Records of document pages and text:
####################

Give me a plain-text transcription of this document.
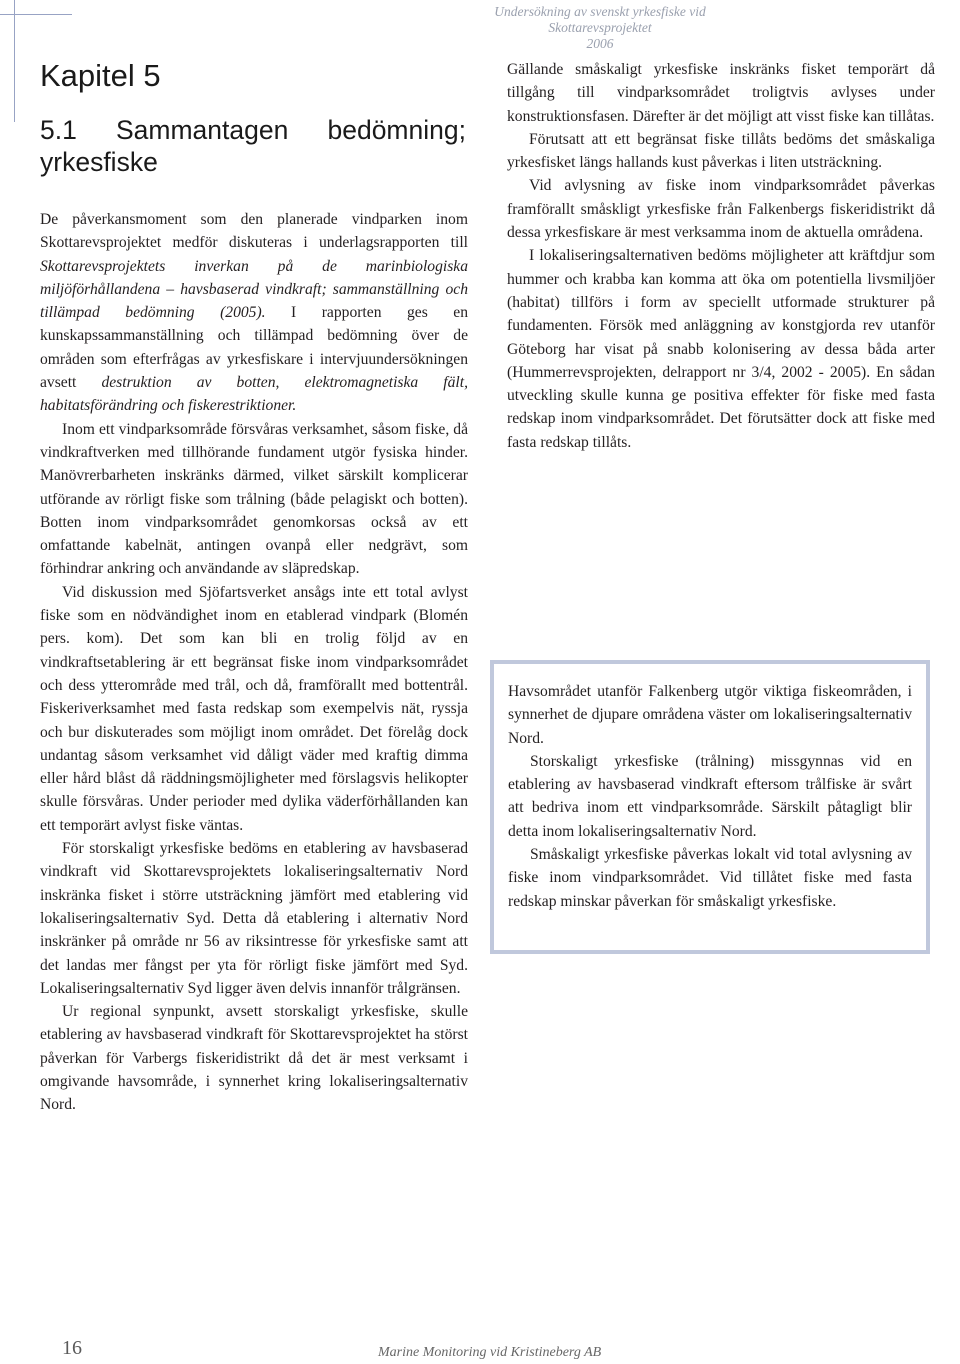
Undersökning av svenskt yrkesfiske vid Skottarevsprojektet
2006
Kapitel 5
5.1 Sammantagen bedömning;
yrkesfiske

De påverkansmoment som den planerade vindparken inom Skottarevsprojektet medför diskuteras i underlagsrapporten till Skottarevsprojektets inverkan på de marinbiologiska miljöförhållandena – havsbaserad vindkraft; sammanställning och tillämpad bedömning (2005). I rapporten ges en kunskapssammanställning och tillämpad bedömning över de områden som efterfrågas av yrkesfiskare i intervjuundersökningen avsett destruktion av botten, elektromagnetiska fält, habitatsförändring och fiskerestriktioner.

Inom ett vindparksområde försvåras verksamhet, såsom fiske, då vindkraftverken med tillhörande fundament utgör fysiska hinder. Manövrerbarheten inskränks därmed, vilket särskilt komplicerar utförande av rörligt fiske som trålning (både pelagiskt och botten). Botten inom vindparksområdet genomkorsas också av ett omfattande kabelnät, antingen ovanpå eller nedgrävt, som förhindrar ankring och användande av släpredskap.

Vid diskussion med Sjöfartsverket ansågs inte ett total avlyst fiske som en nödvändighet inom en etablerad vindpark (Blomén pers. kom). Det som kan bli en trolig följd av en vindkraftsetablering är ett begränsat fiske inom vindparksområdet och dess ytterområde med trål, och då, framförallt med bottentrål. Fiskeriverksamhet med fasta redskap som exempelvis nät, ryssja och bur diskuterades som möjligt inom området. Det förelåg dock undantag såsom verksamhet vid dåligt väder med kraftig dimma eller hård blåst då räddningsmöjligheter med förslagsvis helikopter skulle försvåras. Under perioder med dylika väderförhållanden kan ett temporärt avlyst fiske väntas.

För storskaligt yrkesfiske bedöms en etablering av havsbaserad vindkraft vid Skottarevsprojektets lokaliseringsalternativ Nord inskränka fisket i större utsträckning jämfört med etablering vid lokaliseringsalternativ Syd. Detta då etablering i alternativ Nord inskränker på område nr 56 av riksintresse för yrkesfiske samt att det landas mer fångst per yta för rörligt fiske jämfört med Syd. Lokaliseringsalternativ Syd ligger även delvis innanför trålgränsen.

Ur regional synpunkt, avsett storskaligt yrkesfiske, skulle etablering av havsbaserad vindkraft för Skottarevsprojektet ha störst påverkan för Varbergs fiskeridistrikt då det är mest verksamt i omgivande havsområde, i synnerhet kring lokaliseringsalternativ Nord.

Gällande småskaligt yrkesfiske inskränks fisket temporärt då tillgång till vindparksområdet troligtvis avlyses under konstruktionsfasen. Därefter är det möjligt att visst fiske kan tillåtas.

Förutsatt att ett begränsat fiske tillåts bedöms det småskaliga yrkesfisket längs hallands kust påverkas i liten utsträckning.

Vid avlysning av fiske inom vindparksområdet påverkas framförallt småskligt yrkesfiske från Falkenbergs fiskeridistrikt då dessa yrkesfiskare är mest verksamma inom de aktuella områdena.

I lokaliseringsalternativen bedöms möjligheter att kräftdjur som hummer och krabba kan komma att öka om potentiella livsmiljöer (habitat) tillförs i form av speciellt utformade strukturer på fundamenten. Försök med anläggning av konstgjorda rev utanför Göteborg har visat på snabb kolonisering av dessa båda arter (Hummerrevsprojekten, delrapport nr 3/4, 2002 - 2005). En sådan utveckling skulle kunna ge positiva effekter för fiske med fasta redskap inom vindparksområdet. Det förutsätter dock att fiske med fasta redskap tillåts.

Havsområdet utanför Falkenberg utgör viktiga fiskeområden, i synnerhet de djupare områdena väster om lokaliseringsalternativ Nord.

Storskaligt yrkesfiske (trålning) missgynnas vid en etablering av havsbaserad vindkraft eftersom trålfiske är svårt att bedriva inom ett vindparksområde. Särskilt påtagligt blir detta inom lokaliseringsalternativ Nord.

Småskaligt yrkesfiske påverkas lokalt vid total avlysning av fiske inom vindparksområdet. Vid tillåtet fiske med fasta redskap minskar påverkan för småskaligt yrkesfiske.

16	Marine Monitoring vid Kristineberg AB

####################

Directions for this task: Return every line of the records in which the word "skulle" is found.

Answer space:
Vid diskussion med Sjöfartsverket ansågs inte ett total avlyst fiske som en nödvändighet inom en etablerad vindpark (Blomén pers. kom). Det som kan bli en trolig följd av en vindkraftsetablering är ett begränsat fiske inom vindparksområdet och dess ytterområde med trål, och då, framförallt med bottentrål. Fiskeriverksamhet med fasta redskap som exempelvis nät, ryssja och bur diskuterades som möjligt inom området. Det förelåg dock undantag såsom verksamhet vid dåligt väder med kraftig dimma eller hård blåst då räddningsmöjligheter med förslagsvis helikopter skulle försvåras. Under perioder med dylika väderförhållanden kan ett temporärt avlyst fiske väntas.
Ur regional synpunkt, avsett storskaligt yrkesfiske, skulle etablering av havsbaserad vindkraft för Skottarevsprojektet ha störst påverkan för Varbergs fiskeridistrikt då det är mest verksamt i omgivande havsområde, i synnerhet kring lokaliseringsalternativ Nord.
I lokaliseringsalternativen bedöms möjligheter att kräftdjur som hummer och krabba kan komma att öka om potentiella livsmiljöer (habitat) tillförs i form av speciellt utformade strukturer på fundamenten. Försök med anläggning av konstgjorda rev utanför Göteborg har visat på snabb kolonisering av dessa båda arter (Hummerrevsprojekten, delrapport nr 3/4, 2002 - 2005). En sådan utveckling skulle kunna ge positiva effekter för fiske med fasta redskap inom vindparksområdet. Det förutsätter dock att fiske med fasta redskap tillåts.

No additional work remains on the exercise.